> [The input]
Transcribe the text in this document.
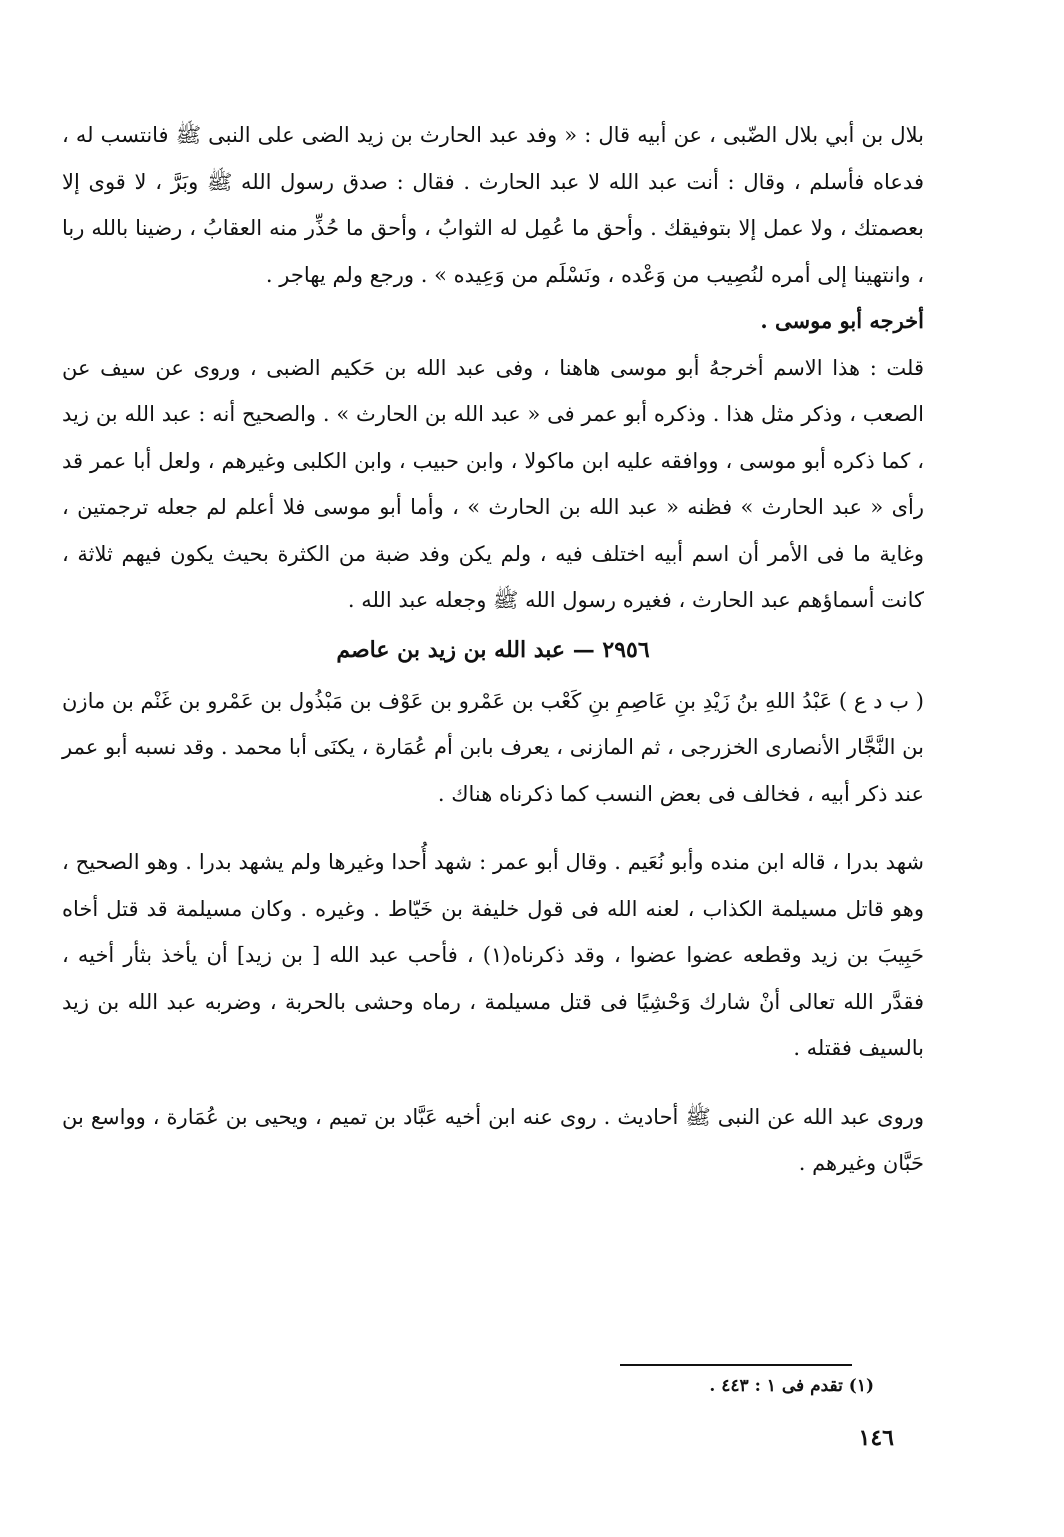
بلال بن أبي بلال الضّبى ، عن أبيه قال : « وفد عبد الحارث بن زيد الضى على النبى ﷺ فانتسب له ، فدعاه فأسلم ، وقال : أنت عبد الله لا عبد الحارث . فقال : صدق رسول الله ﷺ وبَرَّ ، لا قوى إلا بعصمتك ، ولا عمل إلا بتوفيقك . وأحق ما عُمِل له الثوابُ ، وأحق ما حُذِّر منه العقابُ ، رضينا بالله ربا ، وانتهينا إلى أمره لنُصِيب من وَعْده ، ونَسْلَم من وَعِيده » . ورجع ولم يهاجر .

أخرجه أبو موسى .

قلت : هذا الاسم أخرجهُ أبو موسى هاهنا ، وفى عبد الله بن حَكيم الضبى ، وروى عن سيف عن الصعب ، وذكر مثل هذا . وذكره أبو عمر فى « عبد الله بن الحارث » . والصحيح أنه : عبد الله بن زيد ، كما ذكره أبو موسى ، ووافقه عليه ابن ماكولا ، وابن حبيب ، وابن الكلبى وغيرهم ، ولعل أبا عمر قد رأى « عبد الحارث » فظنه « عبد الله بن الحارث » ، وأما أبو موسى فلا أعلم لم جعله ترجمتين ، وغاية ما فى الأمر أن اسم أبيه اختلف فيه ، ولم يكن وفد ضبة من الكثرة بحيث يكون فيهم ثلاثة ، كانت أسماؤهم عبد الحارث ، فغيره رسول الله ﷺ وجعله عبد الله .

٢٩٥٦ — عبد الله بن زيد بن عاصم

( ب د ع ) عَبْدُ اللهِ بنُ زَيْدِ بنِ عَاصِمِ بنِ كَعْب بن عَمْرو بن عَوْف بن مَبْذُول بن عَمْرو بن غَنْم بن مازن بن النَّجَّار الأنصارى الخزرجى ، ثم المازنى ، يعرف بابن أم عُمَارة ، يكنَى أبا محمد . وقد نسبه أبو عمر عند ذكر أبيه ، فخالف فى بعض النسب كما ذكرناه هناك .

شهد بدرا ، قاله ابن منده وأبو نُعَيم . وقال أبو عمر : شهد أُحدا وغيرها ولم يشهد بدرا . وهو الصحيح ، وهو قاتل مسيلمة الكذاب ، لعنه الله فى قول خليفة بن خَيّاط . وغيره . وكان مسيلمة قد قتل أخاه حَبِيبَ بن زيد وقطعه عضوا عضوا ، وقد ذكرناه(١) ، فأحب عبد الله [ بن زيد] أن يأخذ بثأر أخيه ، فقدَّر الله تعالى أنْ شارك وَحْشِيًا فى قتل مسيلمة ، رماه وحشى بالحربة ، وضربه عبد الله بن زيد بالسيف فقتله .

وروى عبد الله عن النبى ﷺ أحاديث . روى عنه ابن أخيه عَبَّاد بن تميم ، ويحيى بن عُمَارة ، وواسع بن حَبَّان وغيرهم .

(١) تقدم فى ١ : ٤٤٣ .
١٤٦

> [Exercise]
Retype every record above exactly as written, but leave out the pictures.

> [Answer to the task]
Transcribe the text in this document.
بلال بن أبي بلال الضّبى ، عن أبيه قال : « وفد عبد الحارث بن زيد الضى على النبى ﷺ فانتسب له ، فدعاه فأسلم ، وقال : أنت عبد الله لا عبد الحارث . فقال : صدق رسول الله ﷺ وبَرَّ ، لا قوى إلا بعصمتك ، ولا عمل إلا بتوفيقك . وأحق ما عُمِل له الثوابُ ، وأحق ما حُذِّر منه العقابُ ، رضينا بالله ربا ، وانتهينا إلى أمره لنُصِيب من وَعْده ، ونَسْلَم من وَعِيده » . ورجع ولم يهاجر .

أخرجه أبو موسى .

قلت : هذا الاسم أخرجهُ أبو موسى هاهنا ، وفى عبد الله بن حَكيم الضبى ، وروى عن سيف عن الصعب ، وذكر مثل هذا . وذكره أبو عمر فى « عبد الله بن الحارث » . والصحيح أنه : عبد الله بن زيد ، كما ذكره أبو موسى ، ووافقه عليه ابن ماكولا ، وابن حبيب ، وابن الكلبى وغيرهم ، ولعل أبا عمر قد رأى « عبد الحارث » فظنه « عبد الله بن الحارث » ، وأما أبو موسى فلا أعلم لم جعله ترجمتين ، وغاية ما فى الأمر أن اسم أبيه اختلف فيه ، ولم يكن وفد ضبة من الكثرة بحيث يكون فيهم ثلاثة ، كانت أسماؤهم عبد الحارث ، فغيره رسول الله ﷺ وجعله عبد الله .

٢٩٥٦ — عبد الله بن زيد بن عاصم

( ب د ع ) عَبْدُ اللهِ بنُ زَيْدِ بنِ عَاصِمِ بنِ كَعْب بن عَمْرو بن عَوْف بن مَبْذُول بن عَمْرو بن غَنْم بن مازن بن النَّجَّار الأنصارى الخزرجى ، ثم المازنى ، يعرف بابن أم عُمَارة ، يكنَى أبا محمد . وقد نسبه أبو عمر عند ذكر أبيه ، فخالف فى بعض النسب كما ذكرناه هناك .

شهد بدرا ، قاله ابن منده وأبو نُعَيم . وقال أبو عمر : شهد أُحدا وغيرها ولم يشهد بدرا . وهو الصحيح ، وهو قاتل مسيلمة الكذاب ، لعنه الله فى قول خليفة بن خَيّاط . وغيره . وكان مسيلمة قد قتل أخاه حَبِيبَ بن زيد وقطعه عضوا عضوا ، وقد ذكرناه(١) ، فأحب عبد الله [ بن زيد] أن يأخذ بثأر أخيه ، فقدَّر الله تعالى أنْ شارك وَحْشِيًا فى قتل مسيلمة ، رماه وحشى بالحربة ، وضربه عبد الله بن زيد بالسيف فقتله .

وروى عبد الله عن النبى ﷺ أحاديث . روى عنه ابن أخيه عَبَّاد بن تميم ، ويحيى بن عُمَارة ، وواسع بن حَبَّان وغيرهم .

(١) تقدم فى ١ : ٤٤٣ .
١٤٦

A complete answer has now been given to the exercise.